▶ [Requirements] Read through the entries below and return each line with the word "F₁PF₂".

▶ [Given data]
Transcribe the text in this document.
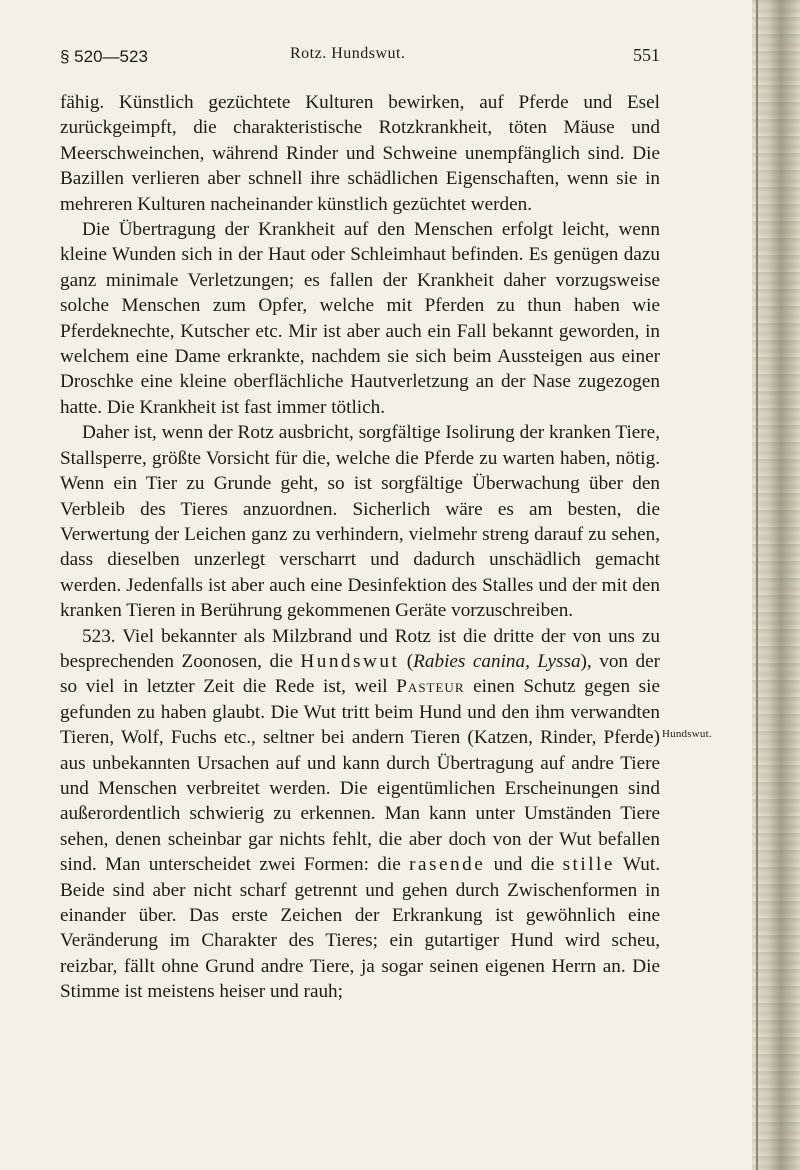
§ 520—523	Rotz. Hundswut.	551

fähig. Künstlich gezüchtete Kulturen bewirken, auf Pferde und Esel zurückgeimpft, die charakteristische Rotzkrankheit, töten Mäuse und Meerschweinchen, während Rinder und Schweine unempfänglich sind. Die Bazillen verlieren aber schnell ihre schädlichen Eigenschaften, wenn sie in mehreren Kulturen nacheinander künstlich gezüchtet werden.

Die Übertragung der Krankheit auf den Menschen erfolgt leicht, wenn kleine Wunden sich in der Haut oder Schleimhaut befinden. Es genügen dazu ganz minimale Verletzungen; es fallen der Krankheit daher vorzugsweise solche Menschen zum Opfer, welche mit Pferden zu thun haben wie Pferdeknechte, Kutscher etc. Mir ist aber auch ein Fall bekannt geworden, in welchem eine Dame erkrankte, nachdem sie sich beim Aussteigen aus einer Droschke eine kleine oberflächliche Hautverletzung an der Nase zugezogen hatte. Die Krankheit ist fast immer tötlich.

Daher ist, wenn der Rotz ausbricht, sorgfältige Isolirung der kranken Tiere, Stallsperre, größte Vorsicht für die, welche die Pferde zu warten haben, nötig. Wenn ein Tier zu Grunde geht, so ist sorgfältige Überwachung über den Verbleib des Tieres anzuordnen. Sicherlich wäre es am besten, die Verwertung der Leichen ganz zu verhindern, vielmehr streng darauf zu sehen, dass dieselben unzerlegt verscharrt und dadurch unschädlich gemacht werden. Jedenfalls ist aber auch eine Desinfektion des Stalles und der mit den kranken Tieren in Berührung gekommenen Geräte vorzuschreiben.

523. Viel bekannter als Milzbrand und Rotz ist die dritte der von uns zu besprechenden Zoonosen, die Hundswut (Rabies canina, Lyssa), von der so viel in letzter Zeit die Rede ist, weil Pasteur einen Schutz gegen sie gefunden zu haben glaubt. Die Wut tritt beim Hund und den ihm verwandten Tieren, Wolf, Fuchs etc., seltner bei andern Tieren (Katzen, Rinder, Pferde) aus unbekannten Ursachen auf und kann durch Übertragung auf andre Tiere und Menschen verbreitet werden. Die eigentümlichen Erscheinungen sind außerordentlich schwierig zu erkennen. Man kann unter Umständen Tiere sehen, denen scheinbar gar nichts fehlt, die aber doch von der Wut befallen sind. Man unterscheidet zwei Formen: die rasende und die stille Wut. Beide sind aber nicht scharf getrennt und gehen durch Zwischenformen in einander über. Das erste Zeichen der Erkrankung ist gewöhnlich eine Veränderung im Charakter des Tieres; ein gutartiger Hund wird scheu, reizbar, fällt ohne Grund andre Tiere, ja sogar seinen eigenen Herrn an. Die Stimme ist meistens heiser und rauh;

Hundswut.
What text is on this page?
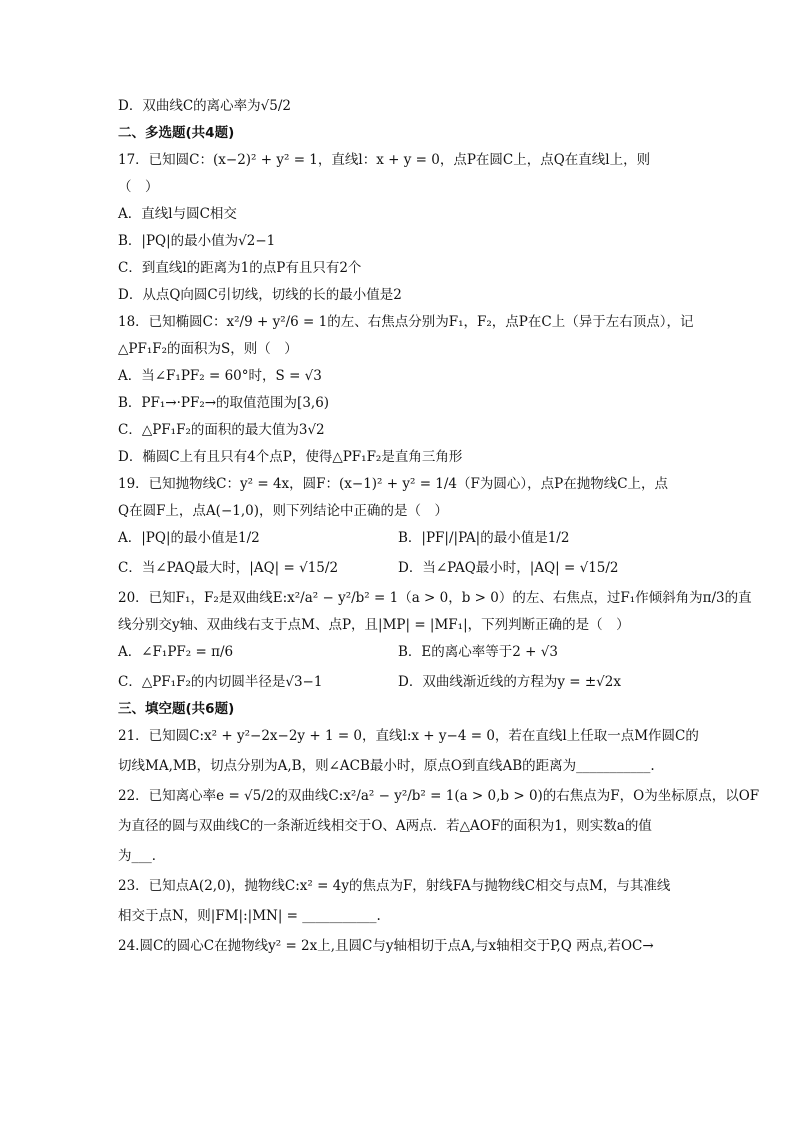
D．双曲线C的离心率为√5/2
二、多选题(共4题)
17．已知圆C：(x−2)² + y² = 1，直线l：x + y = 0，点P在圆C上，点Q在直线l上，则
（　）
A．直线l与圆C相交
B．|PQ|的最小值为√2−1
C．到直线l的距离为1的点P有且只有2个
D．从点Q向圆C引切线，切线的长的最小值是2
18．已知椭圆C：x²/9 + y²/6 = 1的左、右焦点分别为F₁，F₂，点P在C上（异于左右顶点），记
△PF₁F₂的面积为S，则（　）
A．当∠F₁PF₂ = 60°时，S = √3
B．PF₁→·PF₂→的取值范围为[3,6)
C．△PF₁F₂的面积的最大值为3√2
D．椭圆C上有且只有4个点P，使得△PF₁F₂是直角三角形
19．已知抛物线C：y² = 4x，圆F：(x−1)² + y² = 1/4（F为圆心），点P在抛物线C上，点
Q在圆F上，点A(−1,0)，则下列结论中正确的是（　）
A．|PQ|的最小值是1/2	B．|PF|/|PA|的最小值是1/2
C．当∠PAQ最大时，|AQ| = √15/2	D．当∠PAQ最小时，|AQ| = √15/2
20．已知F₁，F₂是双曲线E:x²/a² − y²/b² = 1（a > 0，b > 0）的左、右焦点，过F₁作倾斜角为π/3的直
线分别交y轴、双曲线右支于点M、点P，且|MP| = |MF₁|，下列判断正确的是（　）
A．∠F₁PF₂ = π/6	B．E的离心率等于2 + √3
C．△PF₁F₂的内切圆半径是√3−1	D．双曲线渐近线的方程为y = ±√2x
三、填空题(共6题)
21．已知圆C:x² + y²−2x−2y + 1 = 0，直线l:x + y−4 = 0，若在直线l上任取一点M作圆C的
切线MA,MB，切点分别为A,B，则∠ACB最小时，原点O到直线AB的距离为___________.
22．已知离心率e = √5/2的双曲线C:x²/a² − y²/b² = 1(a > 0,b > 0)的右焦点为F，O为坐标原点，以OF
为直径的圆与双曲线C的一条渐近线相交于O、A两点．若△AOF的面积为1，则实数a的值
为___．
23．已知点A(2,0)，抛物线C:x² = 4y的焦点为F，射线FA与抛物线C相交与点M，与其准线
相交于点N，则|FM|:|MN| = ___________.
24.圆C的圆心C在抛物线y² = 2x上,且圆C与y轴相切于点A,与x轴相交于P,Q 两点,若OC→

...

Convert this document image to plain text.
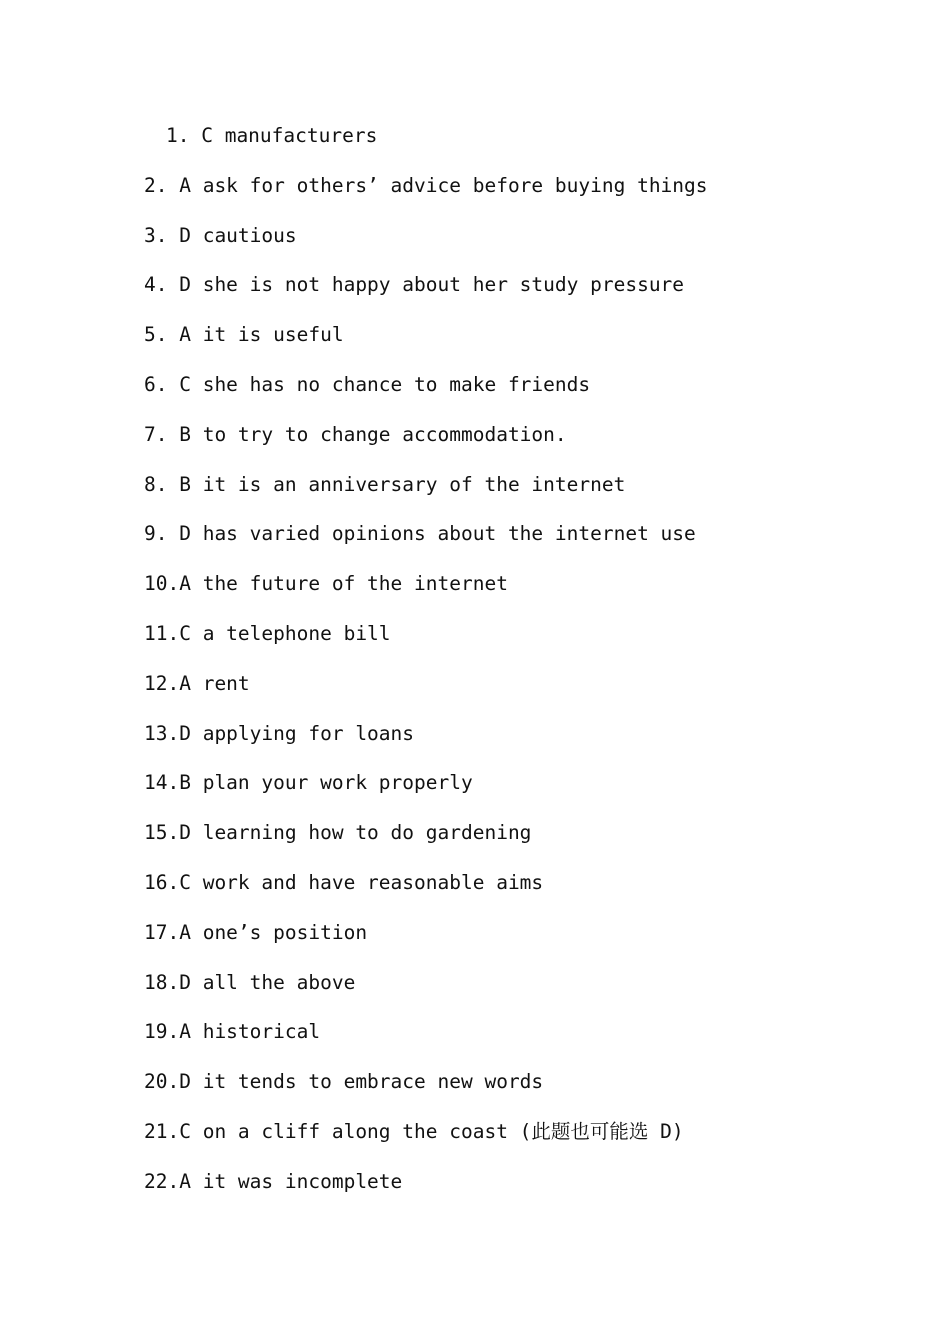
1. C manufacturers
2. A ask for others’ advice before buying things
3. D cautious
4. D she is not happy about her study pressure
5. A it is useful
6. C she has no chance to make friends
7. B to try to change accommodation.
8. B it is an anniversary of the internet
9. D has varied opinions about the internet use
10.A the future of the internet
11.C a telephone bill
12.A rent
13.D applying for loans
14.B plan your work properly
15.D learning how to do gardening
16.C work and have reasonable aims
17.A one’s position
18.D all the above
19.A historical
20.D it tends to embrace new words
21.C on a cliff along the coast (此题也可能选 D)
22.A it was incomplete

▶ [Exercise solution]
A．当∠F₁PF₂ = 60°时，S = √3
A．∠F₁PF₂ = π/6	B．E的离心率等于2 + √3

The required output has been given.